Task requirements
Images are not part of the copy; transcribe all the data exactly.

[Data items]
● ● ● ● ●
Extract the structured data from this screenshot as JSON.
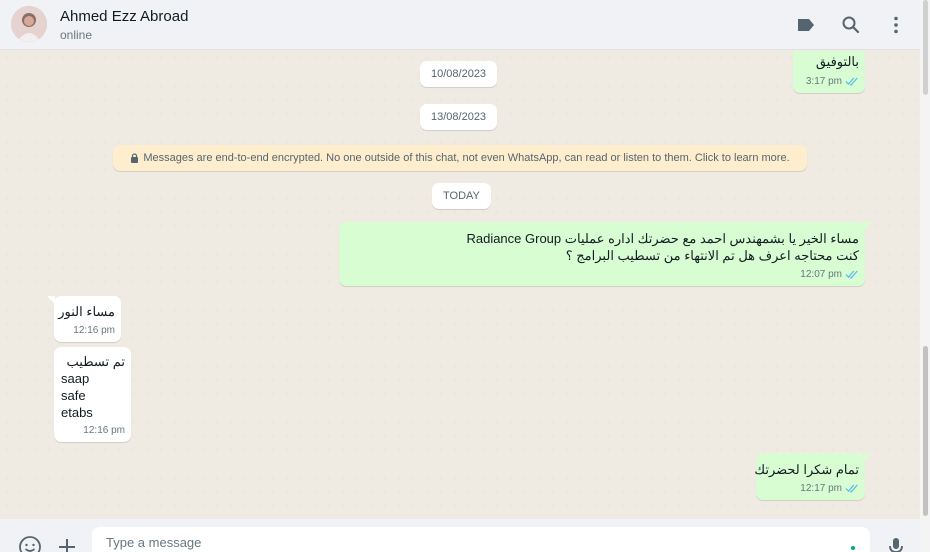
{
  "header": {
    "contact_name": "Ahmed Ezz Abroad",
    "status": "online",
    "icons": [
      "label-icon",
      "search-icon",
      "menu-icon"
    ]
  },
  "chat": {
    "dates": [
      "10/08/2023",
      "13/08/2023",
      "TODAY"
    ],
    "encryption_notice": "Messages are end-to-end encrypted. No one outside of this chat, not even WhatsApp, can read or listen to them. Click to learn more.",
    "messages": [
      {
        "direction": "out",
        "lines": [
          "بالتوفيق"
        ],
        "time": "3:17 pm",
        "status": "read"
      },
      {
        "direction": "out",
        "lines": [
          "مساء الخير يا بشمهندس احمد مع حضرتك اداره عمليات Radiance Group",
          "كنت محتاجه اعرف هل تم الانتهاء من تسطيب البرامج ؟"
        ],
        "time": "12:07 pm",
        "status": "read"
      },
      {
        "direction": "in",
        "lines": [
          "مساء النور"
        ],
        "time": "12:16 pm"
      },
      {
        "direction": "in",
        "lines": [
          "تم تسطيب",
          "saap",
          "safe",
          "etabs"
        ],
        "time": "12:16 pm"
      },
      {
        "direction": "out",
        "lines": [
          "تمام شكرا لحضرتك"
        ],
        "time": "12:17 pm",
        "status": "read"
      }
    ]
  },
  "composer": {
    "placeholder": "Type a message",
    "icons": [
      "emoji-icon",
      "attach-icon",
      "microphone-icon"
    ]
  },
  "colors": {
    "outgoing_bubble": "#d9fdd3",
    "incoming_bubble": "#ffffff",
    "read_tick": "#53bdeb",
    "chat_background": "#efeae2",
    "notice_background": "#ffeecd"
  }
}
● ● ● ● ●
Result for this exercise
Extract the structured data from this screenshot as JSON.
{
  "header": {
    "contact_name": "Ahmed Ezz Abroad",
    "status": "online",
    "icons": [
      "label-icon",
      "search-icon",
      "menu-icon"
    ]
  },
  "chat": {
    "dates": [
      "10/08/2023",
      "13/08/2023",
      "TODAY"
    ],
    "encryption_notice": "Messages are end-to-end encrypted. No one outside of this chat, not even WhatsApp, can read or listen to them. Click to learn more.",
    "messages": [
      {
        "direction": "out",
        "lines": [
          "بالتوفيق"
        ],
        "time": "3:17 pm",
        "status": "read"
      },
      {
        "direction": "out",
        "lines": [
          "مساء الخير يا بشمهندس احمد مع حضرتك اداره عمليات Radiance Group",
          "كنت محتاجه اعرف هل تم الانتهاء من تسطيب البرامج ؟"
        ],
        "time": "12:07 pm",
        "status": "read"
      },
      {
        "direction": "in",
        "lines": [
          "مساء النور"
        ],
        "time": "12:16 pm"
      },
      {
        "direction": "in",
        "lines": [
          "تم تسطيب",
          "saap",
          "safe",
          "etabs"
        ],
        "time": "12:16 pm"
      },
      {
        "direction": "out",
        "lines": [
          "تمام شكرا لحضرتك"
        ],
        "time": "12:17 pm",
        "status": "read"
      }
    ]
  },
  "composer": {
    "placeholder": "Type a message",
    "icons": [
      "emoji-icon",
      "attach-icon",
      "microphone-icon"
    ]
  },
  "colors": {
    "outgoing_bubble": "#d9fdd3",
    "incoming_bubble": "#ffffff",
    "read_tick": "#53bdeb",
    "chat_background": "#efeae2",
    "notice_background": "#ffeecd"
  }
}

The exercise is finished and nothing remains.